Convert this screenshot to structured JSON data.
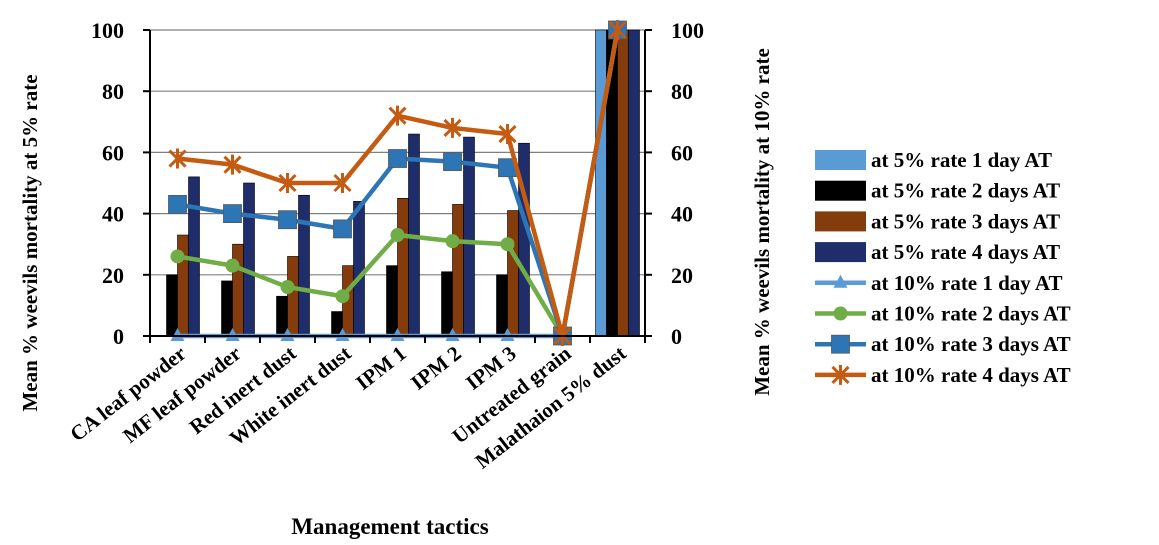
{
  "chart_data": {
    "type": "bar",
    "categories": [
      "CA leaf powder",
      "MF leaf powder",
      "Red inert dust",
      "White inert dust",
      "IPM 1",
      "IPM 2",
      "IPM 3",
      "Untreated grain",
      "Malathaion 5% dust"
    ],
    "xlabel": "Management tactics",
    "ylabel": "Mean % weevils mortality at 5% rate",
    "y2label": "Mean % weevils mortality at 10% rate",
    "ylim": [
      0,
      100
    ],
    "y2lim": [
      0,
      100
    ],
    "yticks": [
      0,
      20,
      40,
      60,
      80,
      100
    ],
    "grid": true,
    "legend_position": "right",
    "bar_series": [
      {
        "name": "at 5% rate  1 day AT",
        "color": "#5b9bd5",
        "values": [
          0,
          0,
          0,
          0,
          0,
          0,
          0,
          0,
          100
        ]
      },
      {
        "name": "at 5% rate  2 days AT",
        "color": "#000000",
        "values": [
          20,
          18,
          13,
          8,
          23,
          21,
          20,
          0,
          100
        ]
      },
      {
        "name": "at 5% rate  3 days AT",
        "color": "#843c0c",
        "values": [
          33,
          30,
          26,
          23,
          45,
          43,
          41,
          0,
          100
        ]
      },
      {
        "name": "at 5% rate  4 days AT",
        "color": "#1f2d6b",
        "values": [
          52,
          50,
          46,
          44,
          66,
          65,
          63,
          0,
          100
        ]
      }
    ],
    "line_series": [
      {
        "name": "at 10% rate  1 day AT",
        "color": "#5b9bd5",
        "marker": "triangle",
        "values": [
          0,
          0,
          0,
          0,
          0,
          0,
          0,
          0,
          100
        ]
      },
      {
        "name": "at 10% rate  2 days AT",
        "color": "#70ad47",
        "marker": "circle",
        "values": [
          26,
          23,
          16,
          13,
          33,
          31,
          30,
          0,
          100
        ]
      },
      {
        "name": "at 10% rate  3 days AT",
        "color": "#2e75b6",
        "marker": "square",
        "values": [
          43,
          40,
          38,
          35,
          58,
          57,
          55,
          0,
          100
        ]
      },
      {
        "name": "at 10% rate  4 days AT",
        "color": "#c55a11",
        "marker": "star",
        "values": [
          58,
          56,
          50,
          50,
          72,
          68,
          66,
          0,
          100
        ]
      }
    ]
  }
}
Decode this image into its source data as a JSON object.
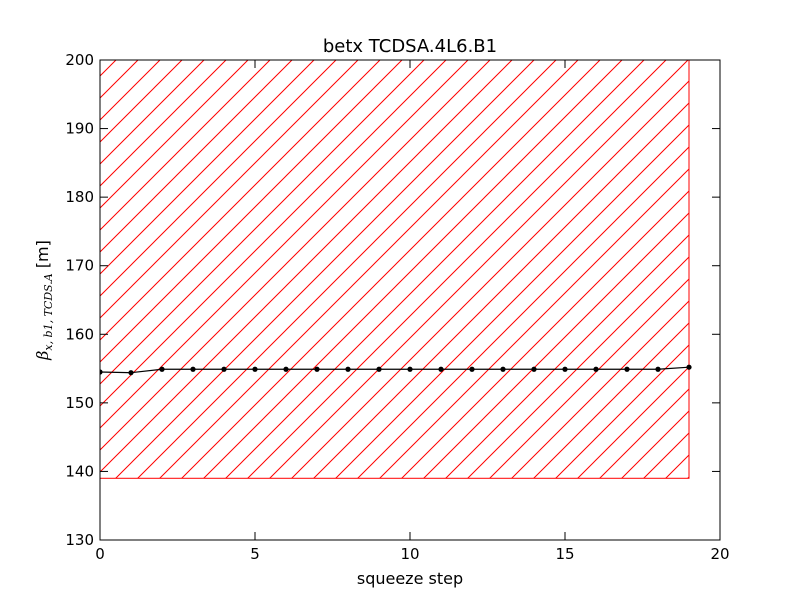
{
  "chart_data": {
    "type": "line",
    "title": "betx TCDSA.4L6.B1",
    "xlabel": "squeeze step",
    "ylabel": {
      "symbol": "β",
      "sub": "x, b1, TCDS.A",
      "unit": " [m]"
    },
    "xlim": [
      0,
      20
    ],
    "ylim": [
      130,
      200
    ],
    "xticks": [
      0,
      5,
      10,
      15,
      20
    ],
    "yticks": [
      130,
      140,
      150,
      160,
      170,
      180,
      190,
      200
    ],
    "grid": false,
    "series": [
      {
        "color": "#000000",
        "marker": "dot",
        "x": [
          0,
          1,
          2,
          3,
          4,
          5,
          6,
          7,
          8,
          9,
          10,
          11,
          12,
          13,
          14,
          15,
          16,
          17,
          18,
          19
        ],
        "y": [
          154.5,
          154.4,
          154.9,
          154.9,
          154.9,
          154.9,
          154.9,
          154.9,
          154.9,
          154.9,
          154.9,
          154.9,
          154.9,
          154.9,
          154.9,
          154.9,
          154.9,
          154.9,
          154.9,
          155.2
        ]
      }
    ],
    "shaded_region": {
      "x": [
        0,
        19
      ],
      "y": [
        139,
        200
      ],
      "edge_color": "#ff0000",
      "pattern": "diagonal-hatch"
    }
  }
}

--------------------------------

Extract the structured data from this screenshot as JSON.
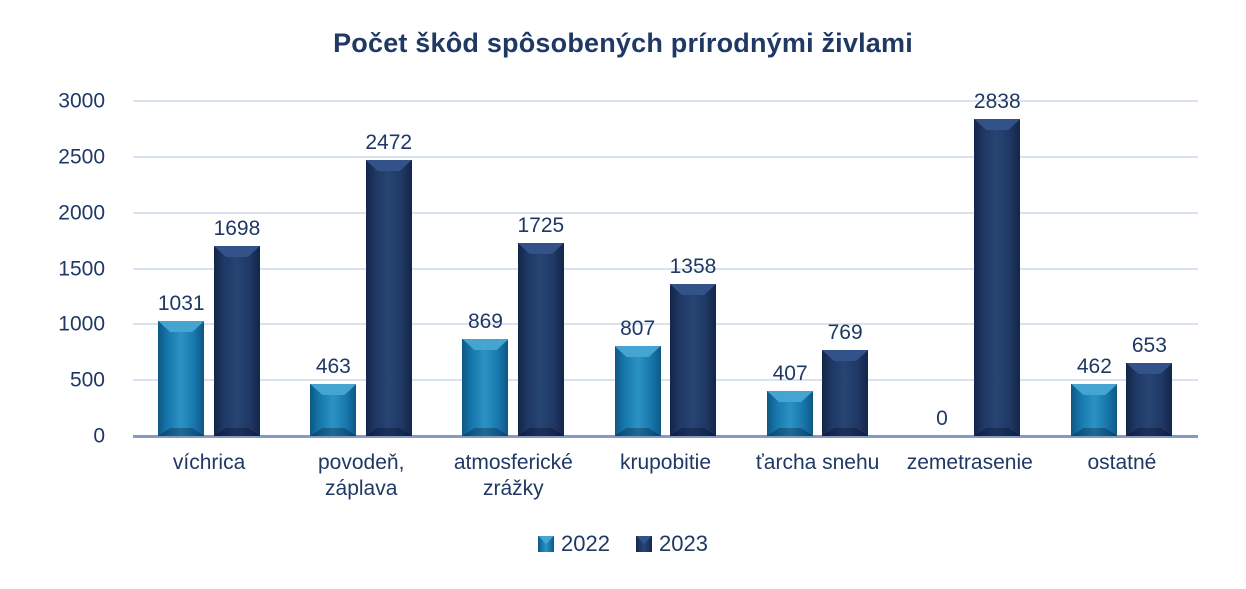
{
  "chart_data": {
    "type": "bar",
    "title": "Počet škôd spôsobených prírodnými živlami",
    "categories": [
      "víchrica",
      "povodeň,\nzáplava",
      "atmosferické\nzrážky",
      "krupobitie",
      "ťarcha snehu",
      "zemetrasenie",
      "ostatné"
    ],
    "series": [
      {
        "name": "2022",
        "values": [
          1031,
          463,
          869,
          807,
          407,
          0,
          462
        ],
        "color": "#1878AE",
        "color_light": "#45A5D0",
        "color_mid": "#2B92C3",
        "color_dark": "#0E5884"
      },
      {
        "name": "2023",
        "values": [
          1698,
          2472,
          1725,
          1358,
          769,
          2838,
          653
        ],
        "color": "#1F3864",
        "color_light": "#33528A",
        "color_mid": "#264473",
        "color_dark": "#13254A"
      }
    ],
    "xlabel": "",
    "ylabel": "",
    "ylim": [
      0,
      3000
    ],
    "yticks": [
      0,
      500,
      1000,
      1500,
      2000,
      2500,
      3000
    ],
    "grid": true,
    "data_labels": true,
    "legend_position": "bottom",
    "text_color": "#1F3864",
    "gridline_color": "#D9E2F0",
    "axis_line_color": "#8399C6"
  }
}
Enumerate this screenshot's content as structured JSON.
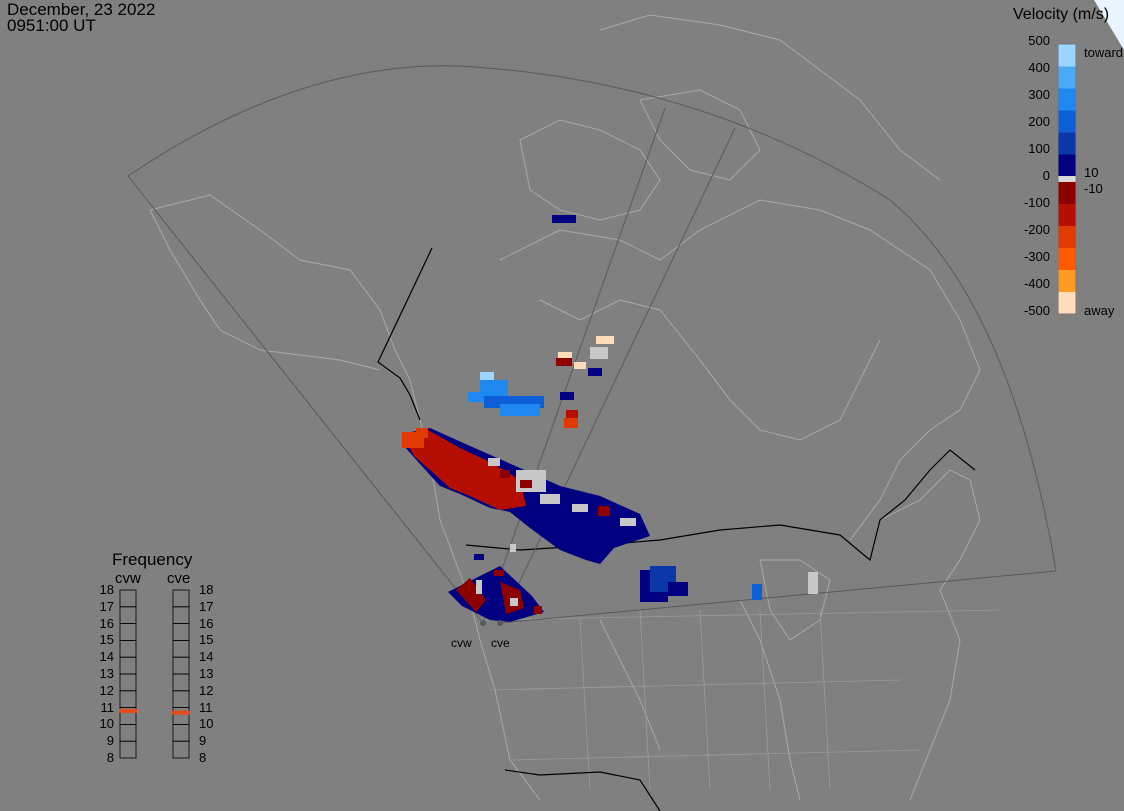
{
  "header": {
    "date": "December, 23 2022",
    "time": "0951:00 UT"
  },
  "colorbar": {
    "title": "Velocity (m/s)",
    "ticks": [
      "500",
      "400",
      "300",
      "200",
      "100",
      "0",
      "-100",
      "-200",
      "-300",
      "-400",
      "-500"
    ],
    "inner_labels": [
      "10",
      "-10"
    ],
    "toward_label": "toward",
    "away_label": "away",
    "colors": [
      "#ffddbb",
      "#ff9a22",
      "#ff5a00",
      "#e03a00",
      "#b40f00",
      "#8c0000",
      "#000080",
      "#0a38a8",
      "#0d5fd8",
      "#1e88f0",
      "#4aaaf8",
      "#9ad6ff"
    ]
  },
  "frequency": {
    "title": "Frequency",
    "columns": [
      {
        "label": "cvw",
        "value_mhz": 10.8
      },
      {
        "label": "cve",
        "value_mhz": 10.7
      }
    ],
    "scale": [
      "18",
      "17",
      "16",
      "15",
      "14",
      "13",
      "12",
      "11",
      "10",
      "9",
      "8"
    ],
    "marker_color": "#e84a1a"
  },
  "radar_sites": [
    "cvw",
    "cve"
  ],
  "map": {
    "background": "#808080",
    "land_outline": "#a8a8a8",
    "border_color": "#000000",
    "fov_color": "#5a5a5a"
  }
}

--------------------------------

* Written instruction
Determine how many lines include the string "JSON". Give no answer but the number.

* Response to this exercise
4